Search the listing below for the word "metadata" and copy each line that holds it.

● ● ●

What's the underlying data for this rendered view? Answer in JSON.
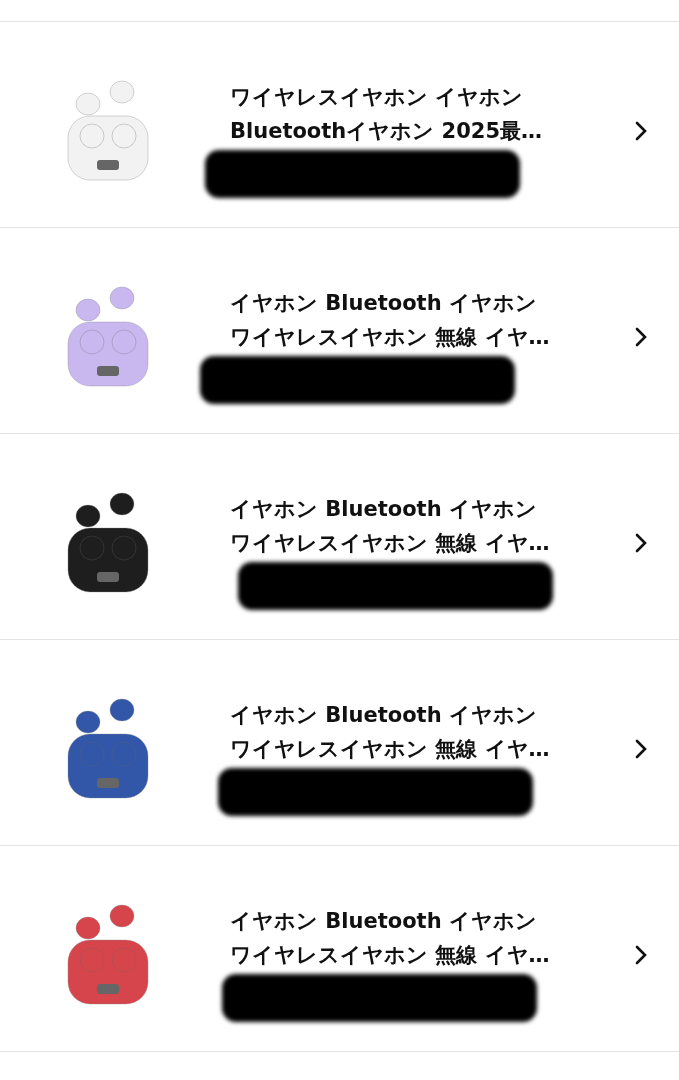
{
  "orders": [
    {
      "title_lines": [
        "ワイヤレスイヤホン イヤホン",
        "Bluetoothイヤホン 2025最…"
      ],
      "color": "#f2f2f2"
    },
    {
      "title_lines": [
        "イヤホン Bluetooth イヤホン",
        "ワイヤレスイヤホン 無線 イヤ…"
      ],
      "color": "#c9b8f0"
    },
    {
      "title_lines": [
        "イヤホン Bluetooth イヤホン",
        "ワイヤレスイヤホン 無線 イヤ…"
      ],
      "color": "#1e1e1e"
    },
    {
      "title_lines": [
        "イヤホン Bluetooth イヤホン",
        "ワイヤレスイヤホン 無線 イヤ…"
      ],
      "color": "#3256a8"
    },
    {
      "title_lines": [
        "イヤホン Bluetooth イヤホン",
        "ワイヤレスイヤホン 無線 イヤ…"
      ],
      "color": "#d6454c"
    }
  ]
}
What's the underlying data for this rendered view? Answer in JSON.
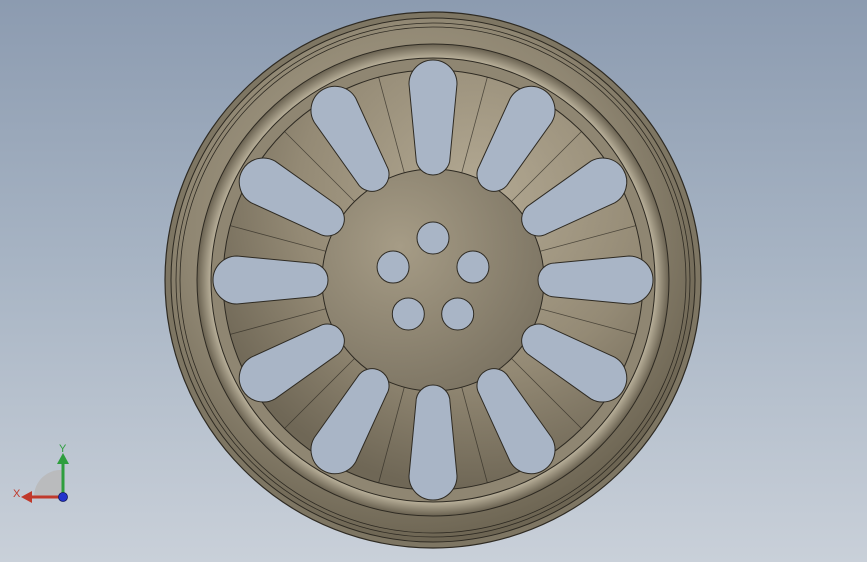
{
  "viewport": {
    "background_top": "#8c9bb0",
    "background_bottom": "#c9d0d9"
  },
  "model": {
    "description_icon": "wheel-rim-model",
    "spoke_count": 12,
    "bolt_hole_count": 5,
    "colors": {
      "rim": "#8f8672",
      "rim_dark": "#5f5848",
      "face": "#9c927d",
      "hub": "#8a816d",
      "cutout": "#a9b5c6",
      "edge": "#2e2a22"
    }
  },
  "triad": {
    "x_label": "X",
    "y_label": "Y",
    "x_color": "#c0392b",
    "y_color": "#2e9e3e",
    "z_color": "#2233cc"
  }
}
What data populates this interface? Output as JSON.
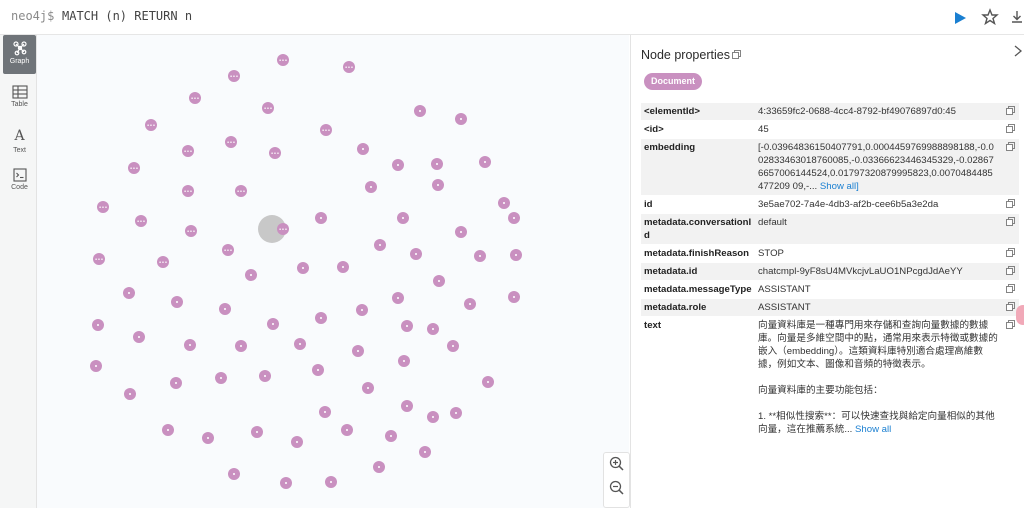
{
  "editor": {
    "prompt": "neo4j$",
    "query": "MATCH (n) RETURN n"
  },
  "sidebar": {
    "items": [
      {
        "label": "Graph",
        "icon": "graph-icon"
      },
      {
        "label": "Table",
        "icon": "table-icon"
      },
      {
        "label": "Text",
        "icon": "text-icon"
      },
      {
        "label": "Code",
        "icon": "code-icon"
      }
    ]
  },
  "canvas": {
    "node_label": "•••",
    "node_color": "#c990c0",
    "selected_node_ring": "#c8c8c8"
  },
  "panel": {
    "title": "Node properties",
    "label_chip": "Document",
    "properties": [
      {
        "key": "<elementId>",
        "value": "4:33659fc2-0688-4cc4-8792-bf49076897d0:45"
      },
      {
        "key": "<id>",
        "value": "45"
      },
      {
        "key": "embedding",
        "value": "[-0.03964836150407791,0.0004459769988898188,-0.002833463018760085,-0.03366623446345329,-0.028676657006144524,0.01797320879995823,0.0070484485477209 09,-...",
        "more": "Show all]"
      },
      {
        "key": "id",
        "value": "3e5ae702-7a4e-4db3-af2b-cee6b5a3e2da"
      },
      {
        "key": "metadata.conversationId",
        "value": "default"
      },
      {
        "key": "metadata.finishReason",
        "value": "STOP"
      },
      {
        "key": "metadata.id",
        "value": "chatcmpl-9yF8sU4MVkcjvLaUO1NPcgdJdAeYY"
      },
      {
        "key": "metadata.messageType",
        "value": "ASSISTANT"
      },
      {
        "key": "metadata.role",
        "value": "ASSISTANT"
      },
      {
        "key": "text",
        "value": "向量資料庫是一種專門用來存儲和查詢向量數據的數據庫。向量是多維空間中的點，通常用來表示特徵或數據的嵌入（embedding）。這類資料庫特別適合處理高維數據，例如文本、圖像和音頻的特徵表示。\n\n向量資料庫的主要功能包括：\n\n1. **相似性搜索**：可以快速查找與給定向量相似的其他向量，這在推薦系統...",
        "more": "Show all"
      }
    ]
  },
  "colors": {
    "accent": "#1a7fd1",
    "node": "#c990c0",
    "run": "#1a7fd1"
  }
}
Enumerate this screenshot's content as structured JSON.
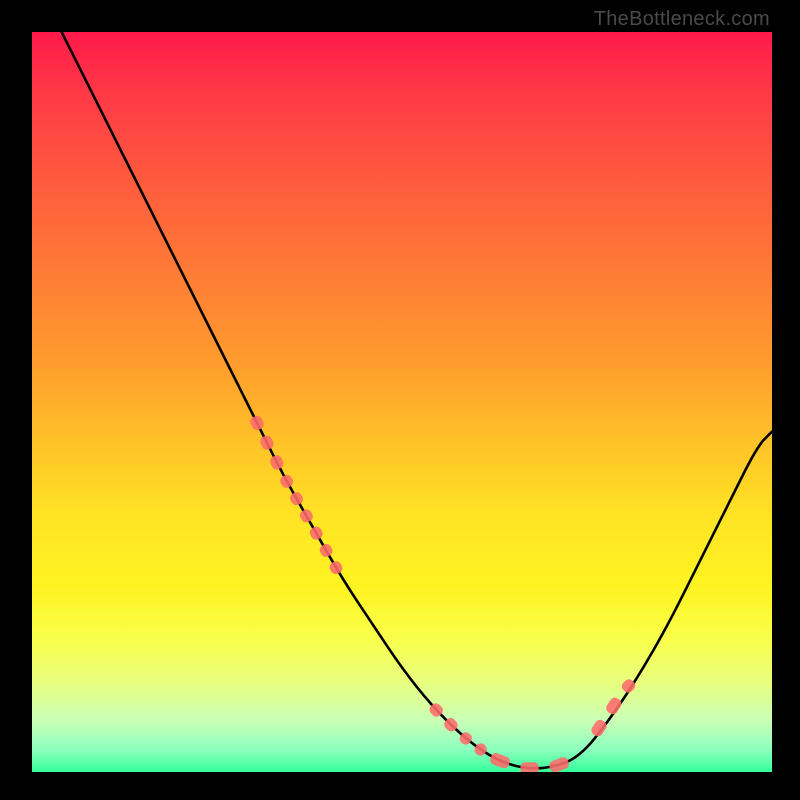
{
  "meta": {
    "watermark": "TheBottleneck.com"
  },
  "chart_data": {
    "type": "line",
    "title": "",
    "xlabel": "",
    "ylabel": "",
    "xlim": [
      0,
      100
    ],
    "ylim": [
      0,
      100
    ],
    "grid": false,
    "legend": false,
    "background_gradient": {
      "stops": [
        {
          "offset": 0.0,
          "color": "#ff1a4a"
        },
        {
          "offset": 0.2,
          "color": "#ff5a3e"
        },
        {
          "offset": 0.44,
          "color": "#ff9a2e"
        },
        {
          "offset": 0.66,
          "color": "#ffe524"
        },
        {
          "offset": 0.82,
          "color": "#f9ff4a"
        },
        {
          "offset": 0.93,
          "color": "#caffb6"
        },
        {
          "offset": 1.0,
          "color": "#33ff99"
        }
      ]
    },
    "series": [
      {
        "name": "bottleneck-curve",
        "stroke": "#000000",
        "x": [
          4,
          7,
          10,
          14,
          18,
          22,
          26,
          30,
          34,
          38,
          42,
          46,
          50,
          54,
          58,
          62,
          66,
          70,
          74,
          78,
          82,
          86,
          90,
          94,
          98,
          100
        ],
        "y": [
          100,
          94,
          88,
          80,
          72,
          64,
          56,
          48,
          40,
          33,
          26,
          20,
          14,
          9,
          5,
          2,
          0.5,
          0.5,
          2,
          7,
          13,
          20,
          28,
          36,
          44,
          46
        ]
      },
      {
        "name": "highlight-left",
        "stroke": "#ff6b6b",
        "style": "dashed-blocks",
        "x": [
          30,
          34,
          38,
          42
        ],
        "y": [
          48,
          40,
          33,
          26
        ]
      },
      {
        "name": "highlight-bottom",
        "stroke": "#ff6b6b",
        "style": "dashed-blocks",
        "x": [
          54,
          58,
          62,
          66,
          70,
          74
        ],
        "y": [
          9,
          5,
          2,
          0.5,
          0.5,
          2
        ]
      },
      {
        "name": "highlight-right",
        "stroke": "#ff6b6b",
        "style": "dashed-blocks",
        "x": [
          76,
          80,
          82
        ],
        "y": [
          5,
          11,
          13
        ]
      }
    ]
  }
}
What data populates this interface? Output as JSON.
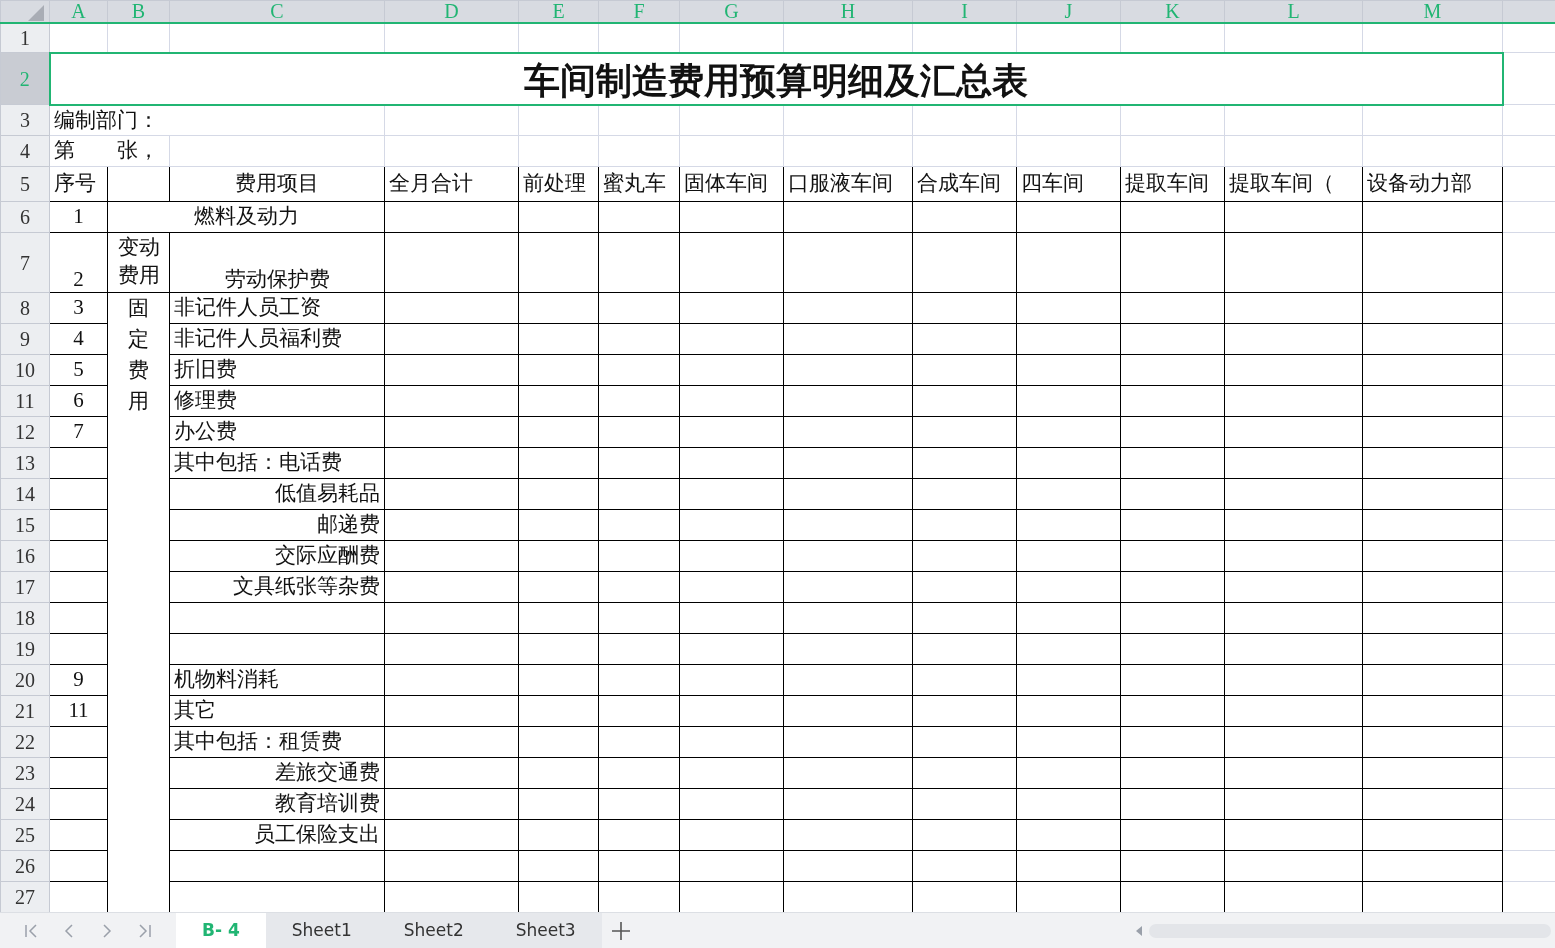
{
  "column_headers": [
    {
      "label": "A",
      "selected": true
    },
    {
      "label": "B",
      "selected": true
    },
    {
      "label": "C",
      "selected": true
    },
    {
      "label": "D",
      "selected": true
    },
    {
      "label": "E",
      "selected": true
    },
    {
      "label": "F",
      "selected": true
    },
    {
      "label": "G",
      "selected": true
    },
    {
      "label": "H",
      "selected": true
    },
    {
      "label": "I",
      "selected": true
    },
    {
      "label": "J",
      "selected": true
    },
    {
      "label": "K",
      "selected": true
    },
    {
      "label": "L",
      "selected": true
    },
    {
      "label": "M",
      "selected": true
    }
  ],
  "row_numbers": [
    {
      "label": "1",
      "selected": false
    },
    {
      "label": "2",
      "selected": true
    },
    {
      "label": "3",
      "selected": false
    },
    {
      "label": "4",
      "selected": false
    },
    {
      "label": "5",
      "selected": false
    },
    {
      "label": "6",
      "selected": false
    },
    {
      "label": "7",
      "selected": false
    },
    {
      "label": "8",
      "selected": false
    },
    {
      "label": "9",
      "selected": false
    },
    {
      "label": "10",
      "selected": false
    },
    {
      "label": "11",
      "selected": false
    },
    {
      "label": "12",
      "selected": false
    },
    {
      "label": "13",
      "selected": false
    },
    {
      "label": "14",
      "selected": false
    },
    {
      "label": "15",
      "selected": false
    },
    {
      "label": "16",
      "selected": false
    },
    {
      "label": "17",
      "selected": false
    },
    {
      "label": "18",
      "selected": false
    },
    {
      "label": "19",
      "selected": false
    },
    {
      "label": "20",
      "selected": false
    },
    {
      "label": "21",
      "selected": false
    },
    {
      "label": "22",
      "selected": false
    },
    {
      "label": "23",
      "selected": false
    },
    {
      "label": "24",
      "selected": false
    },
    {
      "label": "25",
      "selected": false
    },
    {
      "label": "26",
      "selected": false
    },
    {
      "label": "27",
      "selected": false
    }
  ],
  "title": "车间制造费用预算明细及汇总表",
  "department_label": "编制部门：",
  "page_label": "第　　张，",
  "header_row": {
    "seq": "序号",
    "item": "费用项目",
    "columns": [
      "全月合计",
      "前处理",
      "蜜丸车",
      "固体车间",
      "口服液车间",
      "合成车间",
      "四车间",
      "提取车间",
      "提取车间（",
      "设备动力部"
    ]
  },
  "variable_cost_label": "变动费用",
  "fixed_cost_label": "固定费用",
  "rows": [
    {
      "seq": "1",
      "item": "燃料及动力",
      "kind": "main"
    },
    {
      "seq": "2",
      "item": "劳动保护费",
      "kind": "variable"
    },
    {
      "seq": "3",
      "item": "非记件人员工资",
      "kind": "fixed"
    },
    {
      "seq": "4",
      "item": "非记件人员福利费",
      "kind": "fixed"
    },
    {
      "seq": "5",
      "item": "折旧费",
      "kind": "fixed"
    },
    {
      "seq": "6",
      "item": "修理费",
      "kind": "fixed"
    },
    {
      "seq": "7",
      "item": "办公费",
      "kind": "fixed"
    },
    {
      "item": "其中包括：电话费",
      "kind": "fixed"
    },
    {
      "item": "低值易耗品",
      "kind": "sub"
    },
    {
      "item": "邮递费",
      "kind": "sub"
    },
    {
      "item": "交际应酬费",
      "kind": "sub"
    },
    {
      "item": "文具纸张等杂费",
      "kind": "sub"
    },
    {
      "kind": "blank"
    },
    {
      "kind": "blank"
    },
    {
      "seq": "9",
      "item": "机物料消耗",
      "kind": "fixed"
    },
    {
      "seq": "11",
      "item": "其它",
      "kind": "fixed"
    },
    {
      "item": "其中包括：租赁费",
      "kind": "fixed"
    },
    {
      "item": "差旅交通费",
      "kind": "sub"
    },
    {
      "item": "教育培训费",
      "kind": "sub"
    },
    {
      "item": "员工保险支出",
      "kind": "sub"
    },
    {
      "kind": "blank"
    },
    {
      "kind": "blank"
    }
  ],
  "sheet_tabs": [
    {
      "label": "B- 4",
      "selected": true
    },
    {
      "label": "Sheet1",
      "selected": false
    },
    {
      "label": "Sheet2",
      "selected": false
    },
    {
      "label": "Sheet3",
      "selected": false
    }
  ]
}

● ● ●

__COMPLETE OUTPUT__
        "key": "metadata.conversationId",
        "key": "metadata.finishReason",
        "key": "metadata.id",
        "key": "metadata.messageType",
        "key": "metadata.role",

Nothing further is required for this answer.